++++ STORED RECORDS ++++
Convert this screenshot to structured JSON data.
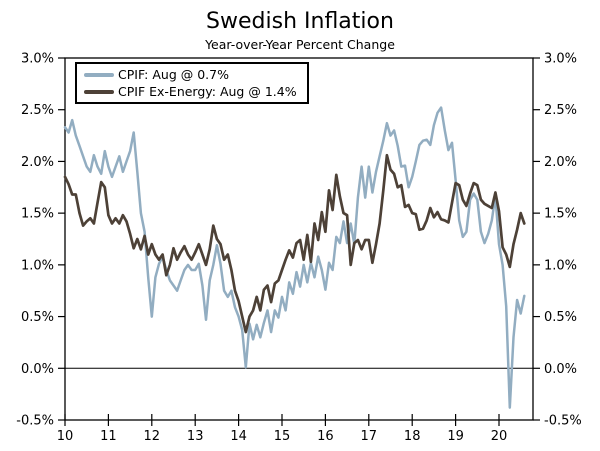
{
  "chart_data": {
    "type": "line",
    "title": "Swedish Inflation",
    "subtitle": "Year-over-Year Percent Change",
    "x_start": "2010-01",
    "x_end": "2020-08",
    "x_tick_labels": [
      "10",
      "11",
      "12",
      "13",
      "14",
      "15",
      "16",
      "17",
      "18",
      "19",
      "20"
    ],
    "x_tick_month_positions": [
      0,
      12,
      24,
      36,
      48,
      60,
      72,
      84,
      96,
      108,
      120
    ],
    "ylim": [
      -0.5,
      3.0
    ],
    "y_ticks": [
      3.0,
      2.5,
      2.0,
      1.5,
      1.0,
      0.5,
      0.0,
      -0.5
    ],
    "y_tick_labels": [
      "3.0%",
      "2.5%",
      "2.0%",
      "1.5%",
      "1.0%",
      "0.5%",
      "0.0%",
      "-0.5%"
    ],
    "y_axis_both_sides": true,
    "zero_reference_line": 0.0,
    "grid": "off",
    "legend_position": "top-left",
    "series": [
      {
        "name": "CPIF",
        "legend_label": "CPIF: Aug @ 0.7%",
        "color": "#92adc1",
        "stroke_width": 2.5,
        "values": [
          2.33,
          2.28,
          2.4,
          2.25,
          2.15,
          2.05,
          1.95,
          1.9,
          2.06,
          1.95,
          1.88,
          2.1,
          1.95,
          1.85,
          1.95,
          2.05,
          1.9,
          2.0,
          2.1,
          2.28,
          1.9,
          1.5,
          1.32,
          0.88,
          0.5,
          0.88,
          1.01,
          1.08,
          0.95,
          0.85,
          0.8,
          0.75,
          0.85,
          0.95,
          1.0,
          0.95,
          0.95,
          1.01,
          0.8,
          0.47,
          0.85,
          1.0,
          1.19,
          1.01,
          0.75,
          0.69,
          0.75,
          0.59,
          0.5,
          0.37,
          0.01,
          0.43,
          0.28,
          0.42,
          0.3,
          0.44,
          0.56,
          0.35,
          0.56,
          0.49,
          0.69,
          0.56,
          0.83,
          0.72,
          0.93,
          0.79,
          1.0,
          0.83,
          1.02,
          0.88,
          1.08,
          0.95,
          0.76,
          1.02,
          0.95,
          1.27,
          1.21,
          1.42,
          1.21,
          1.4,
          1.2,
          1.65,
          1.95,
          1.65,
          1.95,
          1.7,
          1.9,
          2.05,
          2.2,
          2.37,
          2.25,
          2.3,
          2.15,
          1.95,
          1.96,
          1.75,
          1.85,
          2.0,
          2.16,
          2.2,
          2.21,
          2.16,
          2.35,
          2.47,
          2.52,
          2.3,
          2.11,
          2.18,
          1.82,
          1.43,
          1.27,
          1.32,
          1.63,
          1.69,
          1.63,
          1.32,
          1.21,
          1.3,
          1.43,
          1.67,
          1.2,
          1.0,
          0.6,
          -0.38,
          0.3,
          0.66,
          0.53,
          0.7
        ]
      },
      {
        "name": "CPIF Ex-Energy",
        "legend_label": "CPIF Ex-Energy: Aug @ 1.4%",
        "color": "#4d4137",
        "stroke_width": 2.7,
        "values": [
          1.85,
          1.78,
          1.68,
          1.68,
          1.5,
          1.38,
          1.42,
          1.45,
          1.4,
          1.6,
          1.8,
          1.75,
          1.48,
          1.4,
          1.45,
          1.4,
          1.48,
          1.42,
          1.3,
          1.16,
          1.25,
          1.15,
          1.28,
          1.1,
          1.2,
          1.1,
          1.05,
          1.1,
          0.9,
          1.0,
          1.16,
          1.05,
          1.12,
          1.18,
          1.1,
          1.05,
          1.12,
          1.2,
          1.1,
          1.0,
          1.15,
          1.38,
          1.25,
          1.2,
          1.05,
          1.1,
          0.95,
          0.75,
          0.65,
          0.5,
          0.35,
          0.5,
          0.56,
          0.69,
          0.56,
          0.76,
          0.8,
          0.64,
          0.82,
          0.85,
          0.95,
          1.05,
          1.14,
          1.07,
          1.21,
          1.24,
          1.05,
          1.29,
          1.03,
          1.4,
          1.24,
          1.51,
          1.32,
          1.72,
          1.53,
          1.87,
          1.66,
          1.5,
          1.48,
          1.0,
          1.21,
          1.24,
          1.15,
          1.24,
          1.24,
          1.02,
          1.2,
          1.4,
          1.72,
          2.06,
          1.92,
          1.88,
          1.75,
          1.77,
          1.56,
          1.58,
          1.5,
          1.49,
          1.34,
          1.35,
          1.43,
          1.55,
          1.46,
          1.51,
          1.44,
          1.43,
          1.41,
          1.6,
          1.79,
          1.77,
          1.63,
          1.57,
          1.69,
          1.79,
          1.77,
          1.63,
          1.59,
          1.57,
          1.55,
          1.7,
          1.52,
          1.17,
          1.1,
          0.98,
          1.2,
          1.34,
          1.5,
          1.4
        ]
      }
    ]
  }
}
++++
SET EXERCISE
Restate the listing above word for word, and skip the pictures.

REPLY TO THE EXERCISE
Convert this screenshot to structured JSON data.
{
  "chart_data": {
    "type": "line",
    "title": "Swedish Inflation",
    "subtitle": "Year-over-Year Percent Change",
    "x_start": "2010-01",
    "x_end": "2020-08",
    "x_tick_labels": [
      "10",
      "11",
      "12",
      "13",
      "14",
      "15",
      "16",
      "17",
      "18",
      "19",
      "20"
    ],
    "x_tick_month_positions": [
      0,
      12,
      24,
      36,
      48,
      60,
      72,
      84,
      96,
      108,
      120
    ],
    "ylim": [
      -0.5,
      3.0
    ],
    "y_ticks": [
      3.0,
      2.5,
      2.0,
      1.5,
      1.0,
      0.5,
      0.0,
      -0.5
    ],
    "y_tick_labels": [
      "3.0%",
      "2.5%",
      "2.0%",
      "1.5%",
      "1.0%",
      "0.5%",
      "0.0%",
      "-0.5%"
    ],
    "y_axis_both_sides": true,
    "zero_reference_line": 0.0,
    "grid": "off",
    "legend_position": "top-left",
    "series": [
      {
        "name": "CPIF",
        "legend_label": "CPIF: Aug @ 0.7%",
        "color": "#92adc1",
        "stroke_width": 2.5,
        "values": [
          2.33,
          2.28,
          2.4,
          2.25,
          2.15,
          2.05,
          1.95,
          1.9,
          2.06,
          1.95,
          1.88,
          2.1,
          1.95,
          1.85,
          1.95,
          2.05,
          1.9,
          2.0,
          2.1,
          2.28,
          1.9,
          1.5,
          1.32,
          0.88,
          0.5,
          0.88,
          1.01,
          1.08,
          0.95,
          0.85,
          0.8,
          0.75,
          0.85,
          0.95,
          1.0,
          0.95,
          0.95,
          1.01,
          0.8,
          0.47,
          0.85,
          1.0,
          1.19,
          1.01,
          0.75,
          0.69,
          0.75,
          0.59,
          0.5,
          0.37,
          0.01,
          0.43,
          0.28,
          0.42,
          0.3,
          0.44,
          0.56,
          0.35,
          0.56,
          0.49,
          0.69,
          0.56,
          0.83,
          0.72,
          0.93,
          0.79,
          1.0,
          0.83,
          1.02,
          0.88,
          1.08,
          0.95,
          0.76,
          1.02,
          0.95,
          1.27,
          1.21,
          1.42,
          1.21,
          1.4,
          1.2,
          1.65,
          1.95,
          1.65,
          1.95,
          1.7,
          1.9,
          2.05,
          2.2,
          2.37,
          2.25,
          2.3,
          2.15,
          1.95,
          1.96,
          1.75,
          1.85,
          2.0,
          2.16,
          2.2,
          2.21,
          2.16,
          2.35,
          2.47,
          2.52,
          2.3,
          2.11,
          2.18,
          1.82,
          1.43,
          1.27,
          1.32,
          1.63,
          1.69,
          1.63,
          1.32,
          1.21,
          1.3,
          1.43,
          1.67,
          1.2,
          1.0,
          0.6,
          -0.38,
          0.3,
          0.66,
          0.53,
          0.7
        ]
      },
      {
        "name": "CPIF Ex-Energy",
        "legend_label": "CPIF Ex-Energy: Aug @ 1.4%",
        "color": "#4d4137",
        "stroke_width": 2.7,
        "values": [
          1.85,
          1.78,
          1.68,
          1.68,
          1.5,
          1.38,
          1.42,
          1.45,
          1.4,
          1.6,
          1.8,
          1.75,
          1.48,
          1.4,
          1.45,
          1.4,
          1.48,
          1.42,
          1.3,
          1.16,
          1.25,
          1.15,
          1.28,
          1.1,
          1.2,
          1.1,
          1.05,
          1.1,
          0.9,
          1.0,
          1.16,
          1.05,
          1.12,
          1.18,
          1.1,
          1.05,
          1.12,
          1.2,
          1.1,
          1.0,
          1.15,
          1.38,
          1.25,
          1.2,
          1.05,
          1.1,
          0.95,
          0.75,
          0.65,
          0.5,
          0.35,
          0.5,
          0.56,
          0.69,
          0.56,
          0.76,
          0.8,
          0.64,
          0.82,
          0.85,
          0.95,
          1.05,
          1.14,
          1.07,
          1.21,
          1.24,
          1.05,
          1.29,
          1.03,
          1.4,
          1.24,
          1.51,
          1.32,
          1.72,
          1.53,
          1.87,
          1.66,
          1.5,
          1.48,
          1.0,
          1.21,
          1.24,
          1.15,
          1.24,
          1.24,
          1.02,
          1.2,
          1.4,
          1.72,
          2.06,
          1.92,
          1.88,
          1.75,
          1.77,
          1.56,
          1.58,
          1.5,
          1.49,
          1.34,
          1.35,
          1.43,
          1.55,
          1.46,
          1.51,
          1.44,
          1.43,
          1.41,
          1.6,
          1.79,
          1.77,
          1.63,
          1.57,
          1.69,
          1.79,
          1.77,
          1.63,
          1.59,
          1.57,
          1.55,
          1.7,
          1.52,
          1.17,
          1.1,
          0.98,
          1.2,
          1.34,
          1.5,
          1.4
        ]
      }
    ]
  }
}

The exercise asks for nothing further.